Data entries:
____
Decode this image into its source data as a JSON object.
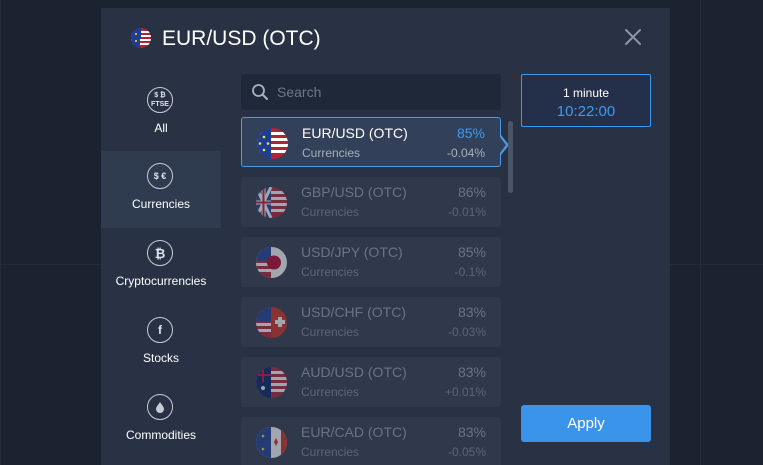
{
  "header": {
    "title": "EUR/USD (OTC)",
    "flag_icon": "eu-us-flag-icon",
    "close_icon": "close-icon"
  },
  "categories": [
    {
      "label": "All",
      "icon": "all-assets-icon",
      "icon_text": "$ ₿\nFTSE",
      "active": false
    },
    {
      "label": "Currencies",
      "icon": "currencies-icon",
      "icon_text": "$ €",
      "active": true
    },
    {
      "label": "Cryptocurrencies",
      "icon": "bitcoin-icon",
      "icon_text": "₿",
      "active": false
    },
    {
      "label": "Stocks",
      "icon": "stocks-icon",
      "icon_text": "f",
      "active": false
    },
    {
      "label": "Commodities",
      "icon": "commodities-drop-icon",
      "icon_text": "",
      "active": false
    }
  ],
  "search": {
    "placeholder": "Search",
    "value": ""
  },
  "assets": [
    {
      "name": "EUR/USD (OTC)",
      "category": "Currencies",
      "payout": "85%",
      "change": "-0.04%",
      "selected": true,
      "flag": "eu-us-flag-icon"
    },
    {
      "name": "GBP/USD (OTC)",
      "category": "Currencies",
      "payout": "86%",
      "change": "-0.01%",
      "selected": false,
      "flag": "gb-us-flag-icon"
    },
    {
      "name": "USD/JPY (OTC)",
      "category": "Currencies",
      "payout": "85%",
      "change": "-0.1%",
      "selected": false,
      "flag": "us-jp-flag-icon"
    },
    {
      "name": "USD/CHF (OTC)",
      "category": "Currencies",
      "payout": "83%",
      "change": "-0.03%",
      "selected": false,
      "flag": "us-ch-flag-icon"
    },
    {
      "name": "AUD/USD (OTC)",
      "category": "Currencies",
      "payout": "83%",
      "change": "+0.01%",
      "selected": false,
      "flag": "au-us-flag-icon"
    },
    {
      "name": "EUR/CAD (OTC)",
      "category": "Currencies",
      "payout": "83%",
      "change": "-0.05%",
      "selected": false,
      "flag": "eu-ca-flag-icon"
    }
  ],
  "expiry": {
    "label": "1 minute",
    "time": "10:22:00"
  },
  "apply_label": "Apply",
  "colors": {
    "accent": "#3d9af0",
    "modal_bg": "#283244",
    "page_bg": "#1b2230"
  }
}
____
Exercise requirements:
Every line of the material is to be quoted exactly, with no pictures carried over.

Reply:
Decode this image into its source data as a JSON object.
{
  "header": {
    "title": "EUR/USD (OTC)",
    "flag_icon": "eu-us-flag-icon",
    "close_icon": "close-icon"
  },
  "categories": [
    {
      "label": "All",
      "icon": "all-assets-icon",
      "icon_text": "$ ₿\nFTSE",
      "active": false
    },
    {
      "label": "Currencies",
      "icon": "currencies-icon",
      "icon_text": "$ €",
      "active": true
    },
    {
      "label": "Cryptocurrencies",
      "icon": "bitcoin-icon",
      "icon_text": "₿",
      "active": false
    },
    {
      "label": "Stocks",
      "icon": "stocks-icon",
      "icon_text": "f",
      "active": false
    },
    {
      "label": "Commodities",
      "icon": "commodities-drop-icon",
      "icon_text": "",
      "active": false
    }
  ],
  "search": {
    "placeholder": "Search",
    "value": ""
  },
  "assets": [
    {
      "name": "EUR/USD (OTC)",
      "category": "Currencies",
      "payout": "85%",
      "change": "-0.04%",
      "selected": true,
      "flag": "eu-us-flag-icon"
    },
    {
      "name": "GBP/USD (OTC)",
      "category": "Currencies",
      "payout": "86%",
      "change": "-0.01%",
      "selected": false,
      "flag": "gb-us-flag-icon"
    },
    {
      "name": "USD/JPY (OTC)",
      "category": "Currencies",
      "payout": "85%",
      "change": "-0.1%",
      "selected": false,
      "flag": "us-jp-flag-icon"
    },
    {
      "name": "USD/CHF (OTC)",
      "category": "Currencies",
      "payout": "83%",
      "change": "-0.03%",
      "selected": false,
      "flag": "us-ch-flag-icon"
    },
    {
      "name": "AUD/USD (OTC)",
      "category": "Currencies",
      "payout": "83%",
      "change": "+0.01%",
      "selected": false,
      "flag": "au-us-flag-icon"
    },
    {
      "name": "EUR/CAD (OTC)",
      "category": "Currencies",
      "payout": "83%",
      "change": "-0.05%",
      "selected": false,
      "flag": "eu-ca-flag-icon"
    }
  ],
  "expiry": {
    "label": "1 minute",
    "time": "10:22:00"
  },
  "apply_label": "Apply",
  "colors": {
    "accent": "#3d9af0",
    "modal_bg": "#283244",
    "page_bg": "#1b2230"
  }
}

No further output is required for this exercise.